#### DO THIS:
Give the data again, word for word.

[Saved entries]

- - -

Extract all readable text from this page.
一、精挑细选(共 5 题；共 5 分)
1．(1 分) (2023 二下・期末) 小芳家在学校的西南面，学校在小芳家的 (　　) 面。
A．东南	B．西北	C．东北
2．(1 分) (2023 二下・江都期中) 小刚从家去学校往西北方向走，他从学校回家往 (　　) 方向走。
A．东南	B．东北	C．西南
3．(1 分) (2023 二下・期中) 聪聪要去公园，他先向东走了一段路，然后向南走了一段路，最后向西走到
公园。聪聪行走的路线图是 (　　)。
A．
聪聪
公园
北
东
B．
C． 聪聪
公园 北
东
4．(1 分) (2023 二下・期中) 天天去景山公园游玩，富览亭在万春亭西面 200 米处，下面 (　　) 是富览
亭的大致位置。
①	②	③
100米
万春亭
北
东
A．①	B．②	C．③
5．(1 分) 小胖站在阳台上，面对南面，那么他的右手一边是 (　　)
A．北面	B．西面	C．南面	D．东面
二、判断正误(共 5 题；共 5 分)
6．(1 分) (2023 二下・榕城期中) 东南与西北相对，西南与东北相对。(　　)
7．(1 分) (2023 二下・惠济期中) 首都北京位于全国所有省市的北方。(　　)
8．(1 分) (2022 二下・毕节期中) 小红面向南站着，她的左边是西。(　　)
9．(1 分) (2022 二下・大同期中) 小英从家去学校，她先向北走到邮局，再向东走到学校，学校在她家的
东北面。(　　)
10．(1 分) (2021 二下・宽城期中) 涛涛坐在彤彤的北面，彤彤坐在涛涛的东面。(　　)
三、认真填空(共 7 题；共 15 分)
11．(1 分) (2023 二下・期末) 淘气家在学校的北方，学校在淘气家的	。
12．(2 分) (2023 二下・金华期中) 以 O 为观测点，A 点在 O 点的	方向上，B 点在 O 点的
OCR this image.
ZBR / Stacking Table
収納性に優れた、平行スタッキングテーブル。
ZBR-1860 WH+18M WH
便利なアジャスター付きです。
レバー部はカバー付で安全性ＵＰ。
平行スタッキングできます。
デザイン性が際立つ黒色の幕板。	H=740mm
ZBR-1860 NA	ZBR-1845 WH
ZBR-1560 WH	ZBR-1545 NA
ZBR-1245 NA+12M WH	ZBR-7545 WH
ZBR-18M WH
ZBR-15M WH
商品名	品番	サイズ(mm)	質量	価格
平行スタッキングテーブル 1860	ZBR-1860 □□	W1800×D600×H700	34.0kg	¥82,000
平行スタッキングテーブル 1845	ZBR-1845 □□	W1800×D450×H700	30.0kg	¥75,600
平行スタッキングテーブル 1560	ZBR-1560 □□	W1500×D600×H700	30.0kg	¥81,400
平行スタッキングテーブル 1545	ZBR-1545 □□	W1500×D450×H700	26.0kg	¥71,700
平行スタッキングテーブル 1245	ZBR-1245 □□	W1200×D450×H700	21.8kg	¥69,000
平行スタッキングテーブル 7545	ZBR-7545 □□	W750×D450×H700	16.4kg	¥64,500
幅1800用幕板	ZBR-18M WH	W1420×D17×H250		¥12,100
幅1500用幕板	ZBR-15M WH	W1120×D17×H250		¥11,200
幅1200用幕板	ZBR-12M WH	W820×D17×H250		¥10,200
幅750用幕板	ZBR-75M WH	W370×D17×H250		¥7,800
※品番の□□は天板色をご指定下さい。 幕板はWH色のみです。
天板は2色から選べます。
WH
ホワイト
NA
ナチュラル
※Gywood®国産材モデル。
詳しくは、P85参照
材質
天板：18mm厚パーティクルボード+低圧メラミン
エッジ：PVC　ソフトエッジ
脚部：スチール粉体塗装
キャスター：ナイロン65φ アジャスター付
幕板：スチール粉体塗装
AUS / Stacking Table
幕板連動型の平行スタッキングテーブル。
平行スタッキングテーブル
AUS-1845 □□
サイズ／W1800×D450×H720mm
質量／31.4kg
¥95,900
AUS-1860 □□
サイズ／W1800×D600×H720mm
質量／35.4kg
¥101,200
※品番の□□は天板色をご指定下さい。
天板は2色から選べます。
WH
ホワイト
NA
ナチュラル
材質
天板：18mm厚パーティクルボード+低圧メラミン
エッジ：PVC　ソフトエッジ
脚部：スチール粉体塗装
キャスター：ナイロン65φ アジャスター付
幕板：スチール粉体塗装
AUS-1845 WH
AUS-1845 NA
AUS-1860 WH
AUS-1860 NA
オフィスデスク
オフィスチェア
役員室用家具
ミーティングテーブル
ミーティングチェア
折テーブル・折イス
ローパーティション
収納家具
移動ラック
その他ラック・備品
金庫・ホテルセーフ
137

- - -

#### RESULT:
Extract all readable text from this page.
一、精挑细选(共 5 题；共 5 分)
1．(1 分) (2023 二下・期末) 小芳家在学校的西南面，学校在小芳家的 (　　) 面。
A．东南	B．西北	C．东北
2．(1 分) (2023 二下・江都期中) 小刚从家去学校往西北方向走，他从学校回家往 (　　) 方向走。
A．东南	B．东北	C．西南
3．(1 分) (2023 二下・期中) 聪聪要去公园，他先向东走了一段路，然后向南走了一段路，最后向西走到
公园。聪聪行走的路线图是 (　　)。
A．
聪聪
公园
北
东
B．
C． 聪聪
公园 北
东
4．(1 分) (2023 二下・期中) 天天去景山公园游玩，富览亭在万春亭西面 200 米处，下面 (　　) 是富览
亭的大致位置。
①	②	③
100米
万春亭
北
东
A．①	B．②	C．③
5．(1 分) 小胖站在阳台上，面对南面，那么他的右手一边是 (　　)
A．北面	B．西面	C．南面	D．东面
二、判断正误(共 5 题；共 5 分)
6．(1 分) (2023 二下・榕城期中) 东南与西北相对，西南与东北相对。(　　)
7．(1 分) (2023 二下・惠济期中) 首都北京位于全国所有省市的北方。(　　)
8．(1 分) (2022 二下・毕节期中) 小红面向南站着，她的左边是西。(　　)
9．(1 分) (2022 二下・大同期中) 小英从家去学校，她先向北走到邮局，再向东走到学校，学校在她家的
东北面。(　　)
10．(1 分) (2021 二下・宽城期中) 涛涛坐在彤彤的北面，彤彤坐在涛涛的东面。(　　)
三、认真填空(共 7 题；共 15 分)
11．(1 分) (2023 二下・期末) 淘气家在学校的北方，学校在淘气家的	。
12．(2 分) (2023 二下・金华期中) 以 O 为观测点，A 点在 O 点的	方向上，B 点在 O 点的
OCR this image.
ZBR / Stacking Table
収納性に優れた、平行スタッキングテーブル。
ZBR-1860 WH+18M WH
便利なアジャスター付きです。
レバー部はカバー付で安全性ＵＰ。
平行スタッキングできます。
デザイン性が際立つ黒色の幕板。	H=740mm
ZBR-1860 NA	ZBR-1845 WH
ZBR-1560 WH	ZBR-1545 NA
ZBR-1245 NA+12M WH	ZBR-7545 WH
ZBR-18M WH
ZBR-15M WH
商品名	品番	サイズ(mm)	質量	価格
平行スタッキングテーブル 1860	ZBR-1860 □□	W1800×D600×H700	34.0kg	¥82,000
平行スタッキングテーブル 1845	ZBR-1845 □□	W1800×D450×H700	30.0kg	¥75,600
平行スタッキングテーブル 1560	ZBR-1560 □□	W1500×D600×H700	30.0kg	¥81,400
平行スタッキングテーブル 1545	ZBR-1545 □□	W1500×D450×H700	26.0kg	¥71,700
平行スタッキングテーブル 1245	ZBR-1245 □□	W1200×D450×H700	21.8kg	¥69,000
平行スタッキングテーブル 7545	ZBR-7545 □□	W750×D450×H700	16.4kg	¥64,500
幅1800用幕板	ZBR-18M WH	W1420×D17×H250		¥12,100
幅1500用幕板	ZBR-15M WH	W1120×D17×H250		¥11,200
幅1200用幕板	ZBR-12M WH	W820×D17×H250		¥10,200
幅750用幕板	ZBR-75M WH	W370×D17×H250		¥7,800
※品番の□□は天板色をご指定下さい。 幕板はWH色のみです。
天板は2色から選べます。
WH
ホワイト
NA
ナチュラル
※Gywood®国産材モデル。
詳しくは、P85参照
材質
天板：18mm厚パーティクルボード+低圧メラミン
エッジ：PVC　ソフトエッジ
脚部：スチール粉体塗装
キャスター：ナイロン65φ アジャスター付
幕板：スチール粉体塗装
AUS / Stacking Table
幕板連動型の平行スタッキングテーブル。
平行スタッキングテーブル
AUS-1845 □□
サイズ／W1800×D450×H720mm
質量／31.4kg
¥95,900
AUS-1860 □□
サイズ／W1800×D600×H720mm
質量／35.4kg
¥101,200
※品番の□□は天板色をご指定下さい。
天板は2色から選べます。
WH
ホワイト
NA
ナチュラル
材質
天板：18mm厚パーティクルボード+低圧メラミン
エッジ：PVC　ソフトエッジ
脚部：スチール粉体塗装
キャスター：ナイロン65φ アジャスター付
幕板：スチール粉体塗装
AUS-1845 WH
AUS-1845 NA
AUS-1860 WH
AUS-1860 NA
オフィスデスク
オフィスチェア
役員室用家具
ミーティングテーブル
ミーティングチェア
折テーブル・折イス
ローパーティション
収納家具
移動ラック
その他ラック・備品
金庫・ホテルセーフ
137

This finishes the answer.